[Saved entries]
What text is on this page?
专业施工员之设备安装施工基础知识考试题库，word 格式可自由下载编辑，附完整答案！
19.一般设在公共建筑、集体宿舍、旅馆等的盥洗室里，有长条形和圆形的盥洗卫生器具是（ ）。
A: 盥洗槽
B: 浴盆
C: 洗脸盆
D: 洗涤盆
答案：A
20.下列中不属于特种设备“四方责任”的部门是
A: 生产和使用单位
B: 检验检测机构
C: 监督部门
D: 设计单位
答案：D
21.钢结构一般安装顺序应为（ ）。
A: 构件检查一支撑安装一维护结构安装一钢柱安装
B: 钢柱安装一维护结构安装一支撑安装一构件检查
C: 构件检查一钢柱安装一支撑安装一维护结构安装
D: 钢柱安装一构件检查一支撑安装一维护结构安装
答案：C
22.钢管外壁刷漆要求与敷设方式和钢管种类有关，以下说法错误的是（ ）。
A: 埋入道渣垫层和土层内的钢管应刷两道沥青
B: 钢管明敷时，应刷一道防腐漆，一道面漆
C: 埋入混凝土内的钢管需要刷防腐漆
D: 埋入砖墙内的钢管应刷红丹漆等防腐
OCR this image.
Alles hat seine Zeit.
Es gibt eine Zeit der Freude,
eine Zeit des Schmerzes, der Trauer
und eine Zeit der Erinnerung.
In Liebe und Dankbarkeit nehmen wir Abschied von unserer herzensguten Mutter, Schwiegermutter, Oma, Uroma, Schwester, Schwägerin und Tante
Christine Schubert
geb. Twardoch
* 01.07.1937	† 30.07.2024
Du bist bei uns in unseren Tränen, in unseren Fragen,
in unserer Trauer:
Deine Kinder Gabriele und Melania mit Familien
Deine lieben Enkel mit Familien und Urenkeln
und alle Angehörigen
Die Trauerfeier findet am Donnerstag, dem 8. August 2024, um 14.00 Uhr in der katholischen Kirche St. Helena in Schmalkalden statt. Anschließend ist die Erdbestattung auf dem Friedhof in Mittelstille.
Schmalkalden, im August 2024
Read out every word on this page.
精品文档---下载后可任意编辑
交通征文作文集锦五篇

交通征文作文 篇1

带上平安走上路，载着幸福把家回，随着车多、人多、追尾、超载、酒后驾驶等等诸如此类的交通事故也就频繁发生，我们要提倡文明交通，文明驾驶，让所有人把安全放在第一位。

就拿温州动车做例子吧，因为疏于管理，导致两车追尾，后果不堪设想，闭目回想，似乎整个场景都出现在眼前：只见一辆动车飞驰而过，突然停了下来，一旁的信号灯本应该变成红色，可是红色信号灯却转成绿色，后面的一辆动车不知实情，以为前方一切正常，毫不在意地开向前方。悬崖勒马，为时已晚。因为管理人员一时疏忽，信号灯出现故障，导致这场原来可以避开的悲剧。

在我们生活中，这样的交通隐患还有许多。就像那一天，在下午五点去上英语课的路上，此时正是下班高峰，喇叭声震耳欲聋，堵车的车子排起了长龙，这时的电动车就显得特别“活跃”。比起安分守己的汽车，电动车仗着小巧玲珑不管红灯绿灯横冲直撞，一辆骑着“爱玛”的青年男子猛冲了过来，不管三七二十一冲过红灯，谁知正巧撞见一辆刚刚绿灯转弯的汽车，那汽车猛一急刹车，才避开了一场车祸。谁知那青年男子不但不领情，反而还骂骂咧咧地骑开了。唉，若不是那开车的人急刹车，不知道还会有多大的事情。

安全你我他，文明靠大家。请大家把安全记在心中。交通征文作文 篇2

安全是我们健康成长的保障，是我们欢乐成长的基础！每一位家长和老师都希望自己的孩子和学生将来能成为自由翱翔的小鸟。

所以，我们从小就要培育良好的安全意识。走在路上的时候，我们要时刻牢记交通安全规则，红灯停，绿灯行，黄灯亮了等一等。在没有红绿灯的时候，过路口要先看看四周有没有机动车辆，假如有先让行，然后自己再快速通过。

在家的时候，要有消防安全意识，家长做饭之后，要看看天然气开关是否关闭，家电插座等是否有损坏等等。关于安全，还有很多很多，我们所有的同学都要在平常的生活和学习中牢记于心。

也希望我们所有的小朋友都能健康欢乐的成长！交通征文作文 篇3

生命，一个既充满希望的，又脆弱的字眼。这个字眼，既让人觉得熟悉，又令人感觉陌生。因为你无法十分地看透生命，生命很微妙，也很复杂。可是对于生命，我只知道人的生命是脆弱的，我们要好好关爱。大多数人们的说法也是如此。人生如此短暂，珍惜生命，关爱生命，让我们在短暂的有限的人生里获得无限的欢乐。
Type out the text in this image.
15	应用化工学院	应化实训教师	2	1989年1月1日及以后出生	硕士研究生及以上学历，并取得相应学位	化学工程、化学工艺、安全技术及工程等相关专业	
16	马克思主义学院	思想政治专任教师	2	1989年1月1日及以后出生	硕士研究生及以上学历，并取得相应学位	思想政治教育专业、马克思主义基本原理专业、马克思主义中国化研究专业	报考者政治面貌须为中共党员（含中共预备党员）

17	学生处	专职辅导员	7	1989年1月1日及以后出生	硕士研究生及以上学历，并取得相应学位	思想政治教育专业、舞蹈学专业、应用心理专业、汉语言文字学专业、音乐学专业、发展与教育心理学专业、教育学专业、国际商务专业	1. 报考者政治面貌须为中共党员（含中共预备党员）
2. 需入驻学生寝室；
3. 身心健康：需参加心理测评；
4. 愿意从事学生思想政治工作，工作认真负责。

— INSTRUCTIONS TO FOLLOW —
Give back all the records exactly as they stand.

— TASK RESPONSE —
What text is on this page?
专业施工员之设备安装施工基础知识考试题库，word 格式可自由下载编辑，附完整答案！
19.一般设在公共建筑、集体宿舍、旅馆等的盥洗室里，有长条形和圆形的盥洗卫生器具是（ ）。
A: 盥洗槽
B: 浴盆
C: 洗脸盆
D: 洗涤盆
答案：A
20.下列中不属于特种设备“四方责任”的部门是
A: 生产和使用单位
B: 检验检测机构
C: 监督部门
D: 设计单位
答案：D
21.钢结构一般安装顺序应为（ ）。
A: 构件检查一支撑安装一维护结构安装一钢柱安装
B: 钢柱安装一维护结构安装一支撑安装一构件检查
C: 构件检查一钢柱安装一支撑安装一维护结构安装
D: 钢柱安装一构件检查一支撑安装一维护结构安装
答案：C
22.钢管外壁刷漆要求与敷设方式和钢管种类有关，以下说法错误的是（ ）。
A: 埋入道渣垫层和土层内的钢管应刷两道沥青
B: 钢管明敷时，应刷一道防腐漆，一道面漆
C: 埋入混凝土内的钢管需要刷防腐漆
D: 埋入砖墙内的钢管应刷红丹漆等防腐
OCR this image.
Alles hat seine Zeit.
Es gibt eine Zeit der Freude,
eine Zeit des Schmerzes, der Trauer
und eine Zeit der Erinnerung.
In Liebe und Dankbarkeit nehmen wir Abschied von unserer herzensguten Mutter, Schwiegermutter, Oma, Uroma, Schwester, Schwägerin und Tante
Christine Schubert
geb. Twardoch
* 01.07.1937	† 30.07.2024
Du bist bei uns in unseren Tränen, in unseren Fragen,
in unserer Trauer:
Deine Kinder Gabriele und Melania mit Familien
Deine lieben Enkel mit Familien und Urenkeln
und alle Angehörigen
Die Trauerfeier findet am Donnerstag, dem 8. August 2024, um 14.00 Uhr in der katholischen Kirche St. Helena in Schmalkalden statt. Anschließend ist die Erdbestattung auf dem Friedhof in Mittelstille.
Schmalkalden, im August 2024
Read out every word on this page.
精品文档---下载后可任意编辑
交通征文作文集锦五篇

交通征文作文 篇1

带上平安走上路，载着幸福把家回，随着车多、人多、追尾、超载、酒后驾驶等等诸如此类的交通事故也就频繁发生，我们要提倡文明交通，文明驾驶，让所有人把安全放在第一位。

就拿温州动车做例子吧，因为疏于管理，导致两车追尾，后果不堪设想，闭目回想，似乎整个场景都出现在眼前：只见一辆动车飞驰而过，突然停了下来，一旁的信号灯本应该变成红色，可是红色信号灯却转成绿色，后面的一辆动车不知实情，以为前方一切正常，毫不在意地开向前方。悬崖勒马，为时已晚。因为管理人员一时疏忽，信号灯出现故障，导致这场原来可以避开的悲剧。

在我们生活中，这样的交通隐患还有许多。就像那一天，在下午五点去上英语课的路上，此时正是下班高峰，喇叭声震耳欲聋，堵车的车子排起了长龙，这时的电动车就显得特别“活跃”。比起安分守己的汽车，电动车仗着小巧玲珑不管红灯绿灯横冲直撞，一辆骑着“爱玛”的青年男子猛冲了过来，不管三七二十一冲过红灯，谁知正巧撞见一辆刚刚绿灯转弯的汽车，那汽车猛一急刹车，才避开了一场车祸。谁知那青年男子不但不领情，反而还骂骂咧咧地骑开了。唉，若不是那开车的人急刹车，不知道还会有多大的事情。

安全你我他，文明靠大家。请大家把安全记在心中。交通征文作文 篇2

安全是我们健康成长的保障，是我们欢乐成长的基础！每一位家长和老师都希望自己的孩子和学生将来能成为自由翱翔的小鸟。

所以，我们从小就要培育良好的安全意识。走在路上的时候，我们要时刻牢记交通安全规则，红灯停，绿灯行，黄灯亮了等一等。在没有红绿灯的时候，过路口要先看看四周有没有机动车辆，假如有先让行，然后自己再快速通过。

在家的时候，要有消防安全意识，家长做饭之后，要看看天然气开关是否关闭，家电插座等是否有损坏等等。关于安全，还有很多很多，我们所有的同学都要在平常的生活和学习中牢记于心。

也希望我们所有的小朋友都能健康欢乐的成长！交通征文作文 篇3

生命，一个既充满希望的，又脆弱的字眼。这个字眼，既让人觉得熟悉，又令人感觉陌生。因为你无法十分地看透生命，生命很微妙，也很复杂。可是对于生命，我只知道人的生命是脆弱的，我们要好好关爱。大多数人们的说法也是如此。人生如此短暂，珍惜生命，关爱生命，让我们在短暂的有限的人生里获得无限的欢乐。
Type out the text in this image.
15	应用化工学院	应化实训教师	2	1989年1月1日及以后出生	硕士研究生及以上学历，并取得相应学位	化学工程、化学工艺、安全技术及工程等相关专业	
16	马克思主义学院	思想政治专任教师	2	1989年1月1日及以后出生	硕士研究生及以上学历，并取得相应学位	思想政治教育专业、马克思主义基本原理专业、马克思主义中国化研究专业	报考者政治面貌须为中共党员（含中共预备党员）

17	学生处	专职辅导员	7	1989年1月1日及以后出生	硕士研究生及以上学历，并取得相应学位	思想政治教育专业、舞蹈学专业、应用心理专业、汉语言文字学专业、音乐学专业、发展与教育心理学专业、教育学专业、国际商务专业	1. 报考者政治面貌须为中共党员（含中共预备党员）
2. 需入驻学生寝室；
3. 身心健康：需参加心理测评；
4. 愿意从事学生思想政治工作，工作认真负责。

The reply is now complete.